▶ **CHALLENGE**
Leaving the pictures aside, transcribe every line below exactly.

▶ **MATERIAL TO PROCESS**
<<<<

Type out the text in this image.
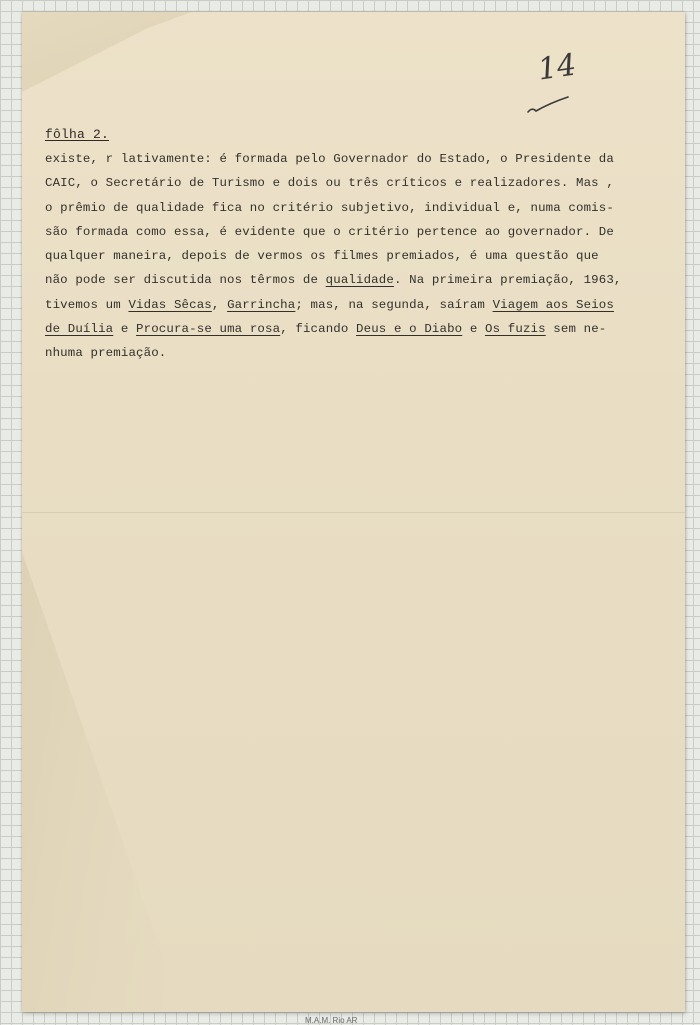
14
fôlha 2.

existe, r lativamente: é formada pelo Governador do Estado, o Presidente da
CAIC, o Secretário de Turismo e dois ou três críticos e realizadores. Mas ,
o prêmio de qualidade fica no critério subjetivo, individual e, numa comis-
são formada como essa, é evidente que o critério pertence ao governador. De
qualquer maneira, depois de vermos os filmes premiados, é uma questão que
não pode ser discutida nos têrmos de qualidade. Na primeira premiação, 1963,
tivemos um Vidas Sêcas, Garrincha; mas, na segunda, saíram Viagem aos Seios
de Duília e Procura-se uma rosa, ficando Deus e o Diabo e Os fuzis sem ne-
nhuma premiação.

M.A.M. Rio AR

>>>>

▶ **EXERCISE RESPONSE**
Type out the text in this image.
14
fôlha 2.

existe, r lativamente: é formada pelo Governador do Estado, o Presidente da
CAIC, o Secretário de Turismo e dois ou três críticos e realizadores. Mas ,
o prêmio de qualidade fica no critério subjetivo, individual e, numa comis-
são formada como essa, é evidente que o critério pertence ao governador. De
qualquer maneira, depois de vermos os filmes premiados, é uma questão que
não pode ser discutida nos têrmos de qualidade. Na primeira premiação, 1963,
tivemos um Vidas Sêcas, Garrincha; mas, na segunda, saíram Viagem aos Seios
de Duília e Procura-se uma rosa, ficando Deus e o Diabo e Os fuzis sem ne-
nhuma premiação.

M.A.M. Rio AR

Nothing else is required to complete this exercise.